* _Requirement_:
Can you copy out the data exactly? Leave the images out.

* _Input data_:

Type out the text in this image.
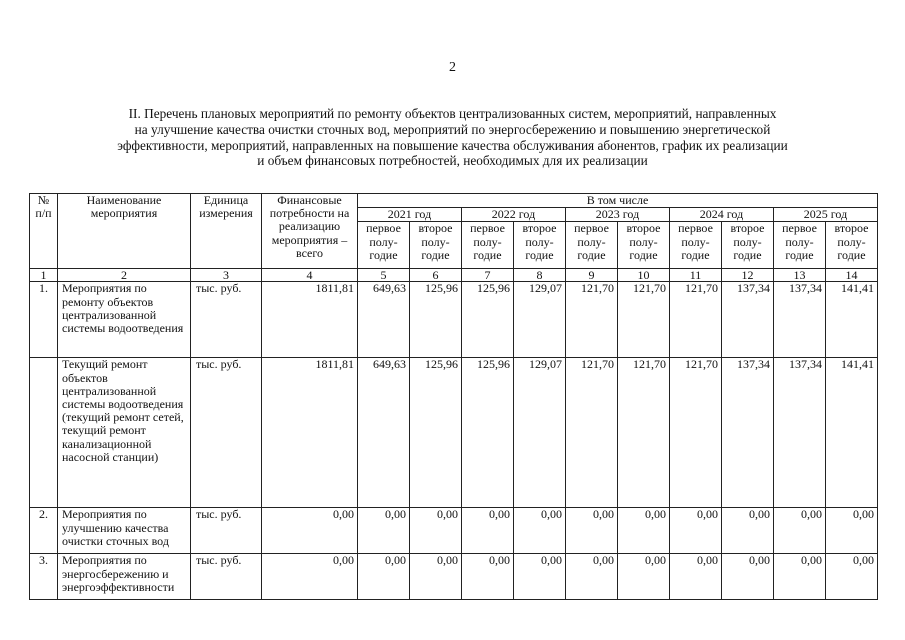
2
II. Перечень плановых мероприятий по ремонту объектов централизованных систем, мероприятий, направленных
на улучшение качества очистки сточных вод, мероприятий по энергосбережению и повышению энергетической
эффективности, мероприятий, направленных на повышение качества обслуживания абонентов, график их реализации
и объем финансовых потребностей, необходимых для их реализации
№ п/п	Наименование мероприятия	Единица измерения	Финансовые потребности на реализацию мероприятия – всего	В том числе									
				2021 год		2022 год		2023 год		2024 год		2025 год	
				первое полу-годие	второе полу-годие	первое полу-годие	второе полу-годие	первое полу-годие	второе полу-годие	первое полу-годие	второе полу-годие	первое полу-годие	второе полу-годие
1	2	3	4	5	6	7	8	9	10	11	12	13	14
1.	Мероприятия по ремонту объектов централизованной системы водоотведения	тыс. руб.	1811,81	649,63	125,96	125,96	129,07	121,70	121,70	121,70	137,34	137,34	141,41
	Текущий ремонт объектов централизованной системы водоотведения (текущий ремонт сетей, текущий ремонт канализационной насосной станции)	тыс. руб.	1811,81	649,63	125,96	125,96	129,07	121,70	121,70	121,70	137,34	137,34	141,41
2.	Мероприятия по улучшению качества очистки сточных вод	тыс. руб.	0,00	0,00	0,00	0,00	0,00	0,00	0,00	0,00	0,00	0,00	0,00
3.	Мероприятия по энергосбережению и энергоэффективности	тыс. руб.	0,00	0,00	0,00	0,00	0,00	0,00	0,00	0,00	0,00	0,00	0,00
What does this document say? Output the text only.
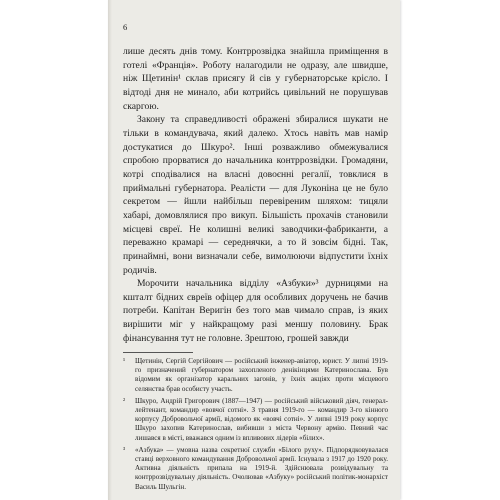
6

лише десять днів тому. Контррозвідка знайшла приміщення в готелі «Франція». Роботу налагодили не одразу, але швидше, ніж Щетинін¹ склав присягу й сів у губернаторське крісло. І відтоді дня не минало, аби котрийсь цивільний не порушував скаргою.

Закону та справедливості ображені збиралися шукати не тільки в командувача, який далеко. Хтось навіть мав намір достукатися до Шкуро². Інші розважливо обмежувалися спробою прорватися до начальника контррозвідки. Громадяни, котрі сподівалися на власні довоєнні регалії, товклися в приймальні губернатора. Реалісти — для Луконіна це не було секретом — йшли найбільш перевіреним шляхом: тицяли хабарі, домовлялися про викуп. Більшість прохачів становили місцеві євреї. Не колишні великі заводчики-фабриканти, а переважно крамарі — середнячки, а то й зовсім бідні. Так, принаймні, вони визначали себе, вимолюючи відпустити їхніх родичів.

Морочити начальника відділу «Азбуки»³ дурницями на кшталт бідних євреїв офіцер для особливих доручень не бачив потреби. Капітан Веригін без того мав чимало справ, із яких вирішити міг у найкращому разі меншу половину. Брак фінансування тут не головне. Зрештою, грошей завжди

¹ Щетинін, Сергій Сергійович — російський інженер-авіатор, юрист. У липні 1919-го призначений губернатором захопленого денікінцями Катеринослава. Був відомим як організатор каральних загонів, у їхніх акціях проти місцевого селянства брав особисту участь.
² Шкуро, Андрій Григорович (1887—1947) — російський військовий діяч, генерал-лейтенант, командир «вовчої сотні». З травня 1919-го — командир 3-го кінного корпусу Добровольчої армії, відомого як «вовчі сотні». У липні 1919 року корпус Шкуро захопив Катеринослав, вибивши з міста Червону армію. Певний час лишався в місті, вважався одним із впливових лідерів «білих».
³ «Азбука» — умовна назва секретної служби «Білого руху». Підпорядковувалася ставці верховного командування Добровольчої армії. Існувала з 1917 до 1920 року. Активна діяльність припала на 1919-й. Здійснювала розвідувальну та контррозвідувальну діяльність. Очолював «Азбуку» російський політик-монархіст Василь Шульгін.
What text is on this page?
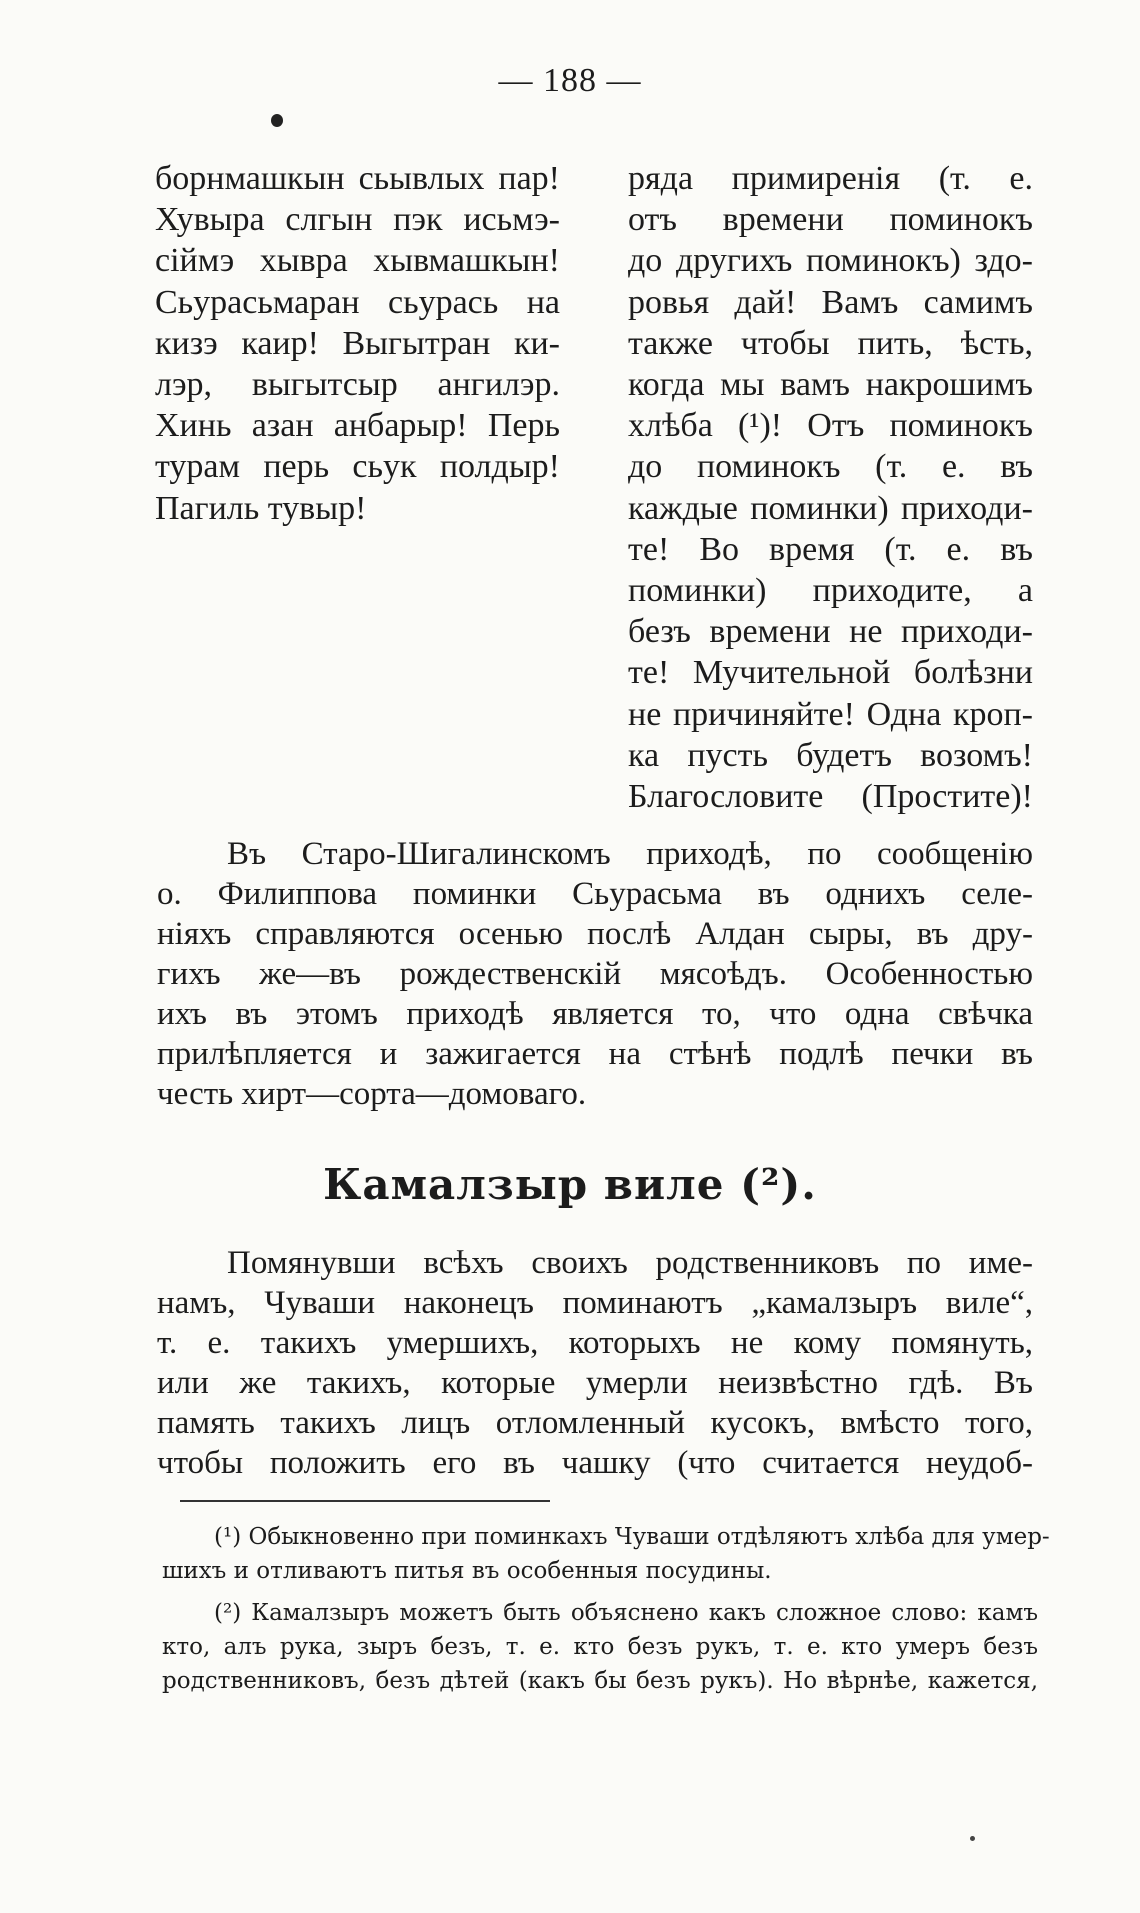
— 188 —
борнмашкын сьывлых пар!
Хувыра слгын пэк исьмэ-
сіймэ хывра хывмашкын!
Сьурасьмаран сьурась на
кизэ каир! Выгытран ки-
лэр, выгытсыр ангилэр.
Хинь азан анбарыр! Перь
турам перь сьук полдыр!
Пагиль тувыр!
ряда примиренія (т. е.
отъ времени поминокъ
до другихъ поминокъ) здо-
ровья дай! Вамъ самимъ
также чтобы пить, ѣсть,
когда мы вамъ накрошимъ
хлѣба (¹)! Отъ поминокъ
до поминокъ (т. е. въ
каждые поминки) приходи-
те! Во время (т. е. въ
поминки) приходите, а
безъ времени не приходи-
те! Мучительной болѣзни
не причиняйте! Одна кроп-
ка пусть будетъ возомъ!
Благословите (Простите)!
Въ Старо-Шигалинскомъ приходѣ, по сообщенію
о. Филиппова поминки Сьурасьма въ однихъ селе-
ніяхъ справляются осенью послѣ Алдан сыры, въ дру-
гихъ же—въ рождественскій мясоѣдъ. Особенностью
ихъ въ этомъ приходѣ является то, что одна свѣчка
прилѣпляется и зажигается на стѣнѣ подлѣ печки въ
честь хирт—сорта—домоваго.
Камалзыр виле (²).
Помянувши всѣхъ своихъ родственниковъ по име-
намъ, Чуваши наконецъ поминаютъ „камалзыръ виле“,
т. е. такихъ умершихъ, которыхъ не кому помянуть,
или же такихъ, которые умерли неизвѣстно гдѣ. Въ
память такихъ лицъ отломленный кусокъ, вмѣсто того,
чтобы положить его въ чашку (что считается неудоб-
(¹) Обыкновенно при поминкахъ Чуваши отдѣляютъ хлѣба для умер-
шихъ и отливаютъ питья въ особенныя посудины.
(²) Камалзыръ можетъ быть объяснено какъ сложное слово: камъ
кто, алъ рука, зыръ безъ, т. е. кто безъ рукъ, т. е. кто умеръ безъ
родственниковъ, безъ дѣтей (какъ бы безъ рукъ). Но вѣрнѣе, кажется,
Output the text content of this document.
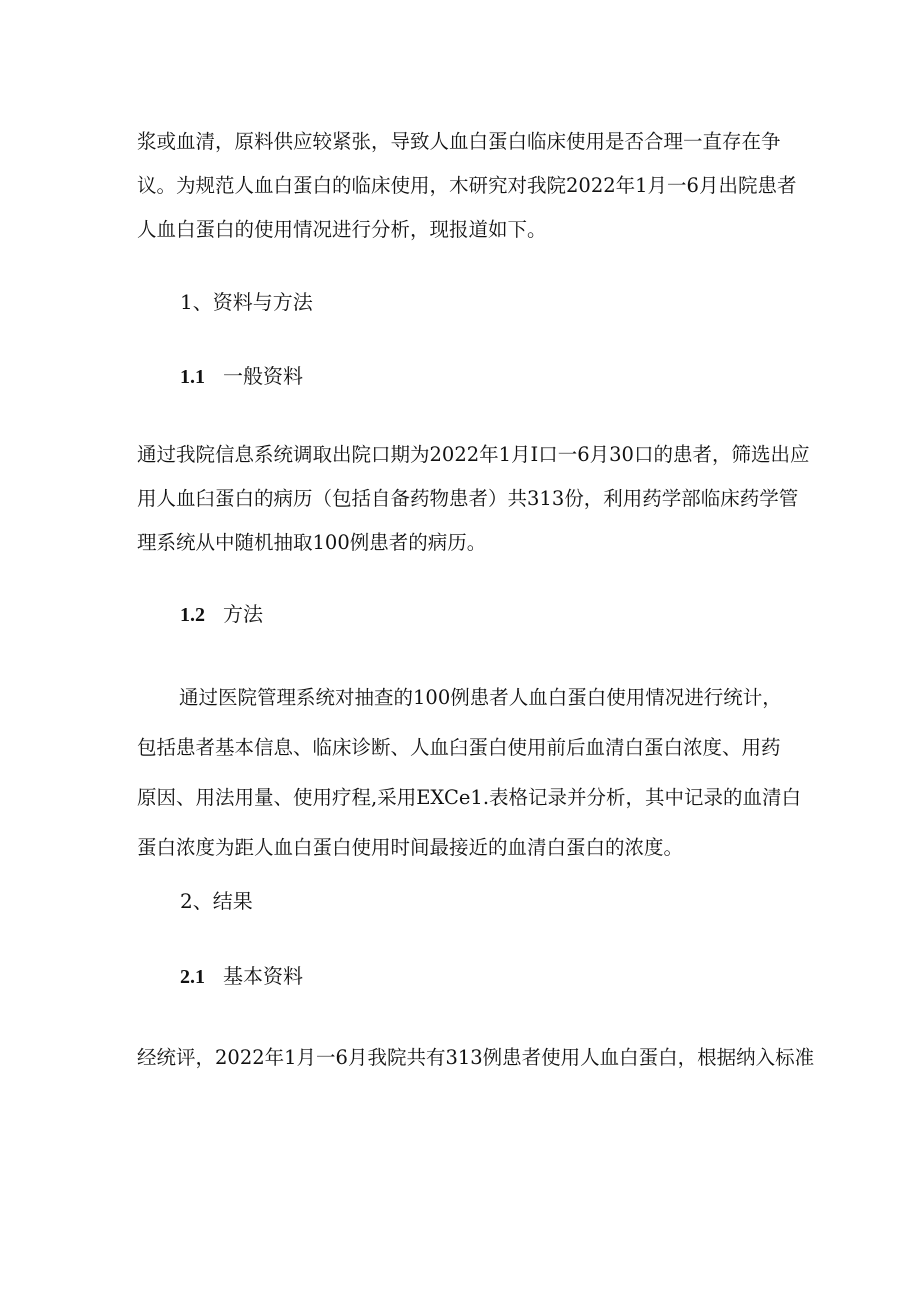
浆或血清，原料供应较紧张，导致人血白蛋白临床使用是否合理一直存在争
议。为规范人血白蛋白的临床使用，木研究对我院2022年1月一6月出院患者
人血白蛋白的使用情况进行分析，现报道如下。
1、资料与方法
1.1 一般资料
通过我院信息系统调取出院口期为2022年1月I口一6月30口的患者，筛选出应
用人血臼蛋白的病历（包括自备药物患者）共313份，利用药学部临床药学管
理系统从中随机抽取100例患者的病历。
1.2 方法
通过医院管理系统对抽查的100例患者人血白蛋白使用情况进行统计，
包括患者基本信息、临床诊断、人血臼蛋白使用前后血清白蛋白浓度、用药
原因、用法用量、使用疗程,采用EXCe1.表格记录并分析，其中记录的血清白
蛋白浓度为距人血白蛋白使用时间最接近的血清白蛋白的浓度。
2、结果
2.1 基本资料
经统评，2022年1月一6月我院共有313例患者使用人血白蛋白，根据纳入标准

* _Full response_:
Type out the text in this image.
2
II. Перечень плановых мероприятий по ремонту объектов централизованных систем, мероприятий, направленных
на улучшение качества очистки сточных вод, мероприятий по энергосбережению и повышению энергетической
эффективности, мероприятий, направленных на повышение качества обслуживания абонентов, график их реализации
и объем финансовых потребностей, необходимых для их реализации
№ п/п	Наименование мероприятия	Единица измерения	Финансовые потребности на реализацию мероприятия – всего	В том числе									
				2021 год		2022 год		2023 год		2024 год		2025 год	
				первое полу-годие	второе полу-годие	первое полу-годие	второе полу-годие	первое полу-годие	второе полу-годие	первое полу-годие	второе полу-годие	первое полу-годие	второе полу-годие
1	2	3	4	5	6	7	8	9	10	11	12	13	14
1.	Мероприятия по ремонту объектов централизованной системы водоотведения	тыс. руб.	1811,81	649,63	125,96	125,96	129,07	121,70	121,70	121,70	137,34	137,34	141,41
	Текущий ремонт объектов централизованной системы водоотведения (текущий ремонт сетей, текущий ремонт канализационной насосной станции)	тыс. руб.	1811,81	649,63	125,96	125,96	129,07	121,70	121,70	121,70	137,34	137,34	141,41
2.	Мероприятия по улучшению качества очистки сточных вод	тыс. руб.	0,00	0,00	0,00	0,00	0,00	0,00	0,00	0,00	0,00	0,00	0,00
3.	Мероприятия по энергосбережению и энергоэффективности	тыс. руб.	0,00	0,00	0,00	0,00	0,00	0,00	0,00	0,00	0,00	0,00	0,00
What does this document say? Output the text only.
6

лише десять днів тому. Контррозвідка знайшла приміщення в готелі «Франція». Роботу налагодили не одразу, але швидше, ніж Щетинін¹ склав присягу й сів у губернаторське крісло. І відтоді дня не минало, аби котрийсь цивільний не порушував скаргою.

Закону та справедливості ображені збиралися шукати не тільки в командувача, який далеко. Хтось навіть мав намір достукатися до Шкуро². Інші розважливо обмежувалися спробою прорватися до начальника контррозвідки. Громадяни, котрі сподівалися на власні довоєнні регалії, товклися в приймальні губернатора. Реалісти — для Луконіна це не було секретом — йшли найбільш перевіреним шляхом: тицяли хабарі, домовлялися про викуп. Більшість прохачів становили місцеві євреї. Не колишні великі заводчики-фабриканти, а переважно крамарі — середнячки, а то й зовсім бідні. Так, принаймні, вони визначали себе, вимолюючи відпустити їхніх родичів.

Морочити начальника відділу «Азбуки»³ дурницями на кшталт бідних євреїв офіцер для особливих доручень не бачив потреби. Капітан Веригін без того мав чимало справ, із яких вирішити міг у найкращому разі меншу половину. Брак фінансування тут не головне. Зрештою, грошей завжди

¹ Щетинін, Сергій Сергійович — російський інженер-авіатор, юрист. У липні 1919-го призначений губернатором захопленого денікінцями Катеринослава. Був відомим як організатор каральних загонів, у їхніх акціях проти місцевого селянства брав особисту участь.
² Шкуро, Андрій Григорович (1887—1947) — російський військовий діяч, генерал-лейтенант, командир «вовчої сотні». З травня 1919-го — командир 3-го кінного корпусу Добровольчої армії, відомого як «вовчі сотні». У липні 1919 року корпус Шкуро захопив Катеринослав, вибивши з міста Червону армію. Певний час лишався в місті, вважався одним із впливових лідерів «білих».
³ «Азбука» — умовна назва секретної служби «Білого руху». Підпорядковувалася ставці верховного командування Добровольчої армії. Існувала з 1917 до 1920 року. Активна діяльність припала на 1919-й. Здійснювала розвідувальну та контррозвідувальну діяльність. Очолював «Азбуку» російський політик-монархіст Василь Шульгін.
What text is on this page?
— 188 —
борнмашкын сьывлых пар!
Хувыра слгын пэк исьмэ-
сіймэ хывра хывмашкын!
Сьурасьмаран сьурась на
кизэ каир! Выгытран ки-
лэр, выгытсыр ангилэр.
Хинь азан анбарыр! Перь
турам перь сьук полдыр!
Пагиль тувыр!
ряда примиренія (т. е.
отъ времени поминокъ
до другихъ поминокъ) здо-
ровья дай! Вамъ самимъ
также чтобы пить, ѣсть,
когда мы вамъ накрошимъ
хлѣба (¹)! Отъ поминокъ
до поминокъ (т. е. въ
каждые поминки) приходи-
те! Во время (т. е. въ
поминки) приходите, а
безъ времени не приходи-
те! Мучительной болѣзни
не причиняйте! Одна кроп-
ка пусть будетъ возомъ!
Благословите (Простите)!
Въ Старо-Шигалинскомъ приходѣ, по сообщенію
о. Филиппова поминки Сьурасьма въ однихъ селе-
ніяхъ справляются осенью послѣ Алдан сыры, въ дру-
гихъ же—въ рождественскій мясоѣдъ. Особенностью
ихъ въ этомъ приходѣ является то, что одна свѣчка
прилѣпляется и зажигается на стѣнѣ подлѣ печки въ
честь хирт—сорта—домоваго.
Камалзыр виле (²).
Помянувши всѣхъ своихъ родственниковъ по име-
намъ, Чуваши наконецъ поминаютъ „камалзыръ виле“,
т. е. такихъ умершихъ, которыхъ не кому помянуть,
или же такихъ, которые умерли неизвѣстно гдѣ. Въ
память такихъ лицъ отломленный кусокъ, вмѣсто того,
чтобы положить его въ чашку (что считается неудоб-
(¹) Обыкновенно при поминкахъ Чуваши отдѣляютъ хлѣба для умер-
шихъ и отливаютъ питья въ особенныя посудины.
(²) Камалзыръ можетъ быть объяснено какъ сложное слово: камъ
кто, алъ рука, зыръ безъ, т. е. кто безъ рукъ, т. е. кто умеръ безъ
родственниковъ, безъ дѣтей (какъ бы безъ рукъ). Но вѣрнѣе, кажется,
Output the text content of this document.
浆或血清，原料供应较紧张，导致人血白蛋白临床使用是否合理一直存在争
议。为规范人血白蛋白的临床使用，木研究对我院2022年1月一6月出院患者
人血白蛋白的使用情况进行分析，现报道如下。
1、资料与方法
1.1 一般资料
通过我院信息系统调取出院口期为2022年1月I口一6月30口的患者，筛选出应
用人血臼蛋白的病历（包括自备药物患者）共313份，利用药学部临床药学管
理系统从中随机抽取100例患者的病历。
1.2 方法
通过医院管理系统对抽查的100例患者人血白蛋白使用情况进行统计，
包括患者基本信息、临床诊断、人血臼蛋白使用前后血清白蛋白浓度、用药
原因、用法用量、使用疗程,采用EXCe1.表格记录并分析，其中记录的血清白
蛋白浓度为距人血白蛋白使用时间最接近的血清白蛋白的浓度。
2、结果
2.1 基本资料
经统评，2022年1月一6月我院共有313例患者使用人血白蛋白，根据纳入标准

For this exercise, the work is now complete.